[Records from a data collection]
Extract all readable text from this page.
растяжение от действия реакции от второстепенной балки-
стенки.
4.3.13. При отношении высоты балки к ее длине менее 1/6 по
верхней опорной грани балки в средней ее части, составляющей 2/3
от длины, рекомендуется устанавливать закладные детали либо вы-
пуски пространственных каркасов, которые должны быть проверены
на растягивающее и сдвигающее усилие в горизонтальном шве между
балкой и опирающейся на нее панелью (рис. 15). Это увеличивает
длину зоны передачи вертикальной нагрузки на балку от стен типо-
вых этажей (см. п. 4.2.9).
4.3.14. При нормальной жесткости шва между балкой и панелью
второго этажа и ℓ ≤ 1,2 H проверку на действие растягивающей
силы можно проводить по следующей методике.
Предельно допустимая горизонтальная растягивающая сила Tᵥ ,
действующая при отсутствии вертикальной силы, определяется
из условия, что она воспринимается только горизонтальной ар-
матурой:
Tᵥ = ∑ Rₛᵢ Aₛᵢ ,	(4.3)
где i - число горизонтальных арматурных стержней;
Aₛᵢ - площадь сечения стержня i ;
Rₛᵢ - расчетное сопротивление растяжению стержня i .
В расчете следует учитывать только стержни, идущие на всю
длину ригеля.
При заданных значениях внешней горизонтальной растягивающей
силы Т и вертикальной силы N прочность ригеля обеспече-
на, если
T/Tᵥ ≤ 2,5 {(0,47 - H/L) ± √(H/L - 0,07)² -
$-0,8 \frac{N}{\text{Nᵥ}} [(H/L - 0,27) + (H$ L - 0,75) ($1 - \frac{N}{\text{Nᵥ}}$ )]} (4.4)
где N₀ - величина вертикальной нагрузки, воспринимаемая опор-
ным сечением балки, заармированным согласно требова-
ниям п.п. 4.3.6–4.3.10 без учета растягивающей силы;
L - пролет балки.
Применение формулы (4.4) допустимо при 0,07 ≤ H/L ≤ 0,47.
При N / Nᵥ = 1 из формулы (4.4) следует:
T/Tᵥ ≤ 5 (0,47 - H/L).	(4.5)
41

WHAT NEEDS TO BE DONE → Say how many lines of the data include the word "text". Respond with the number alone.

CORRECT RESULT → 2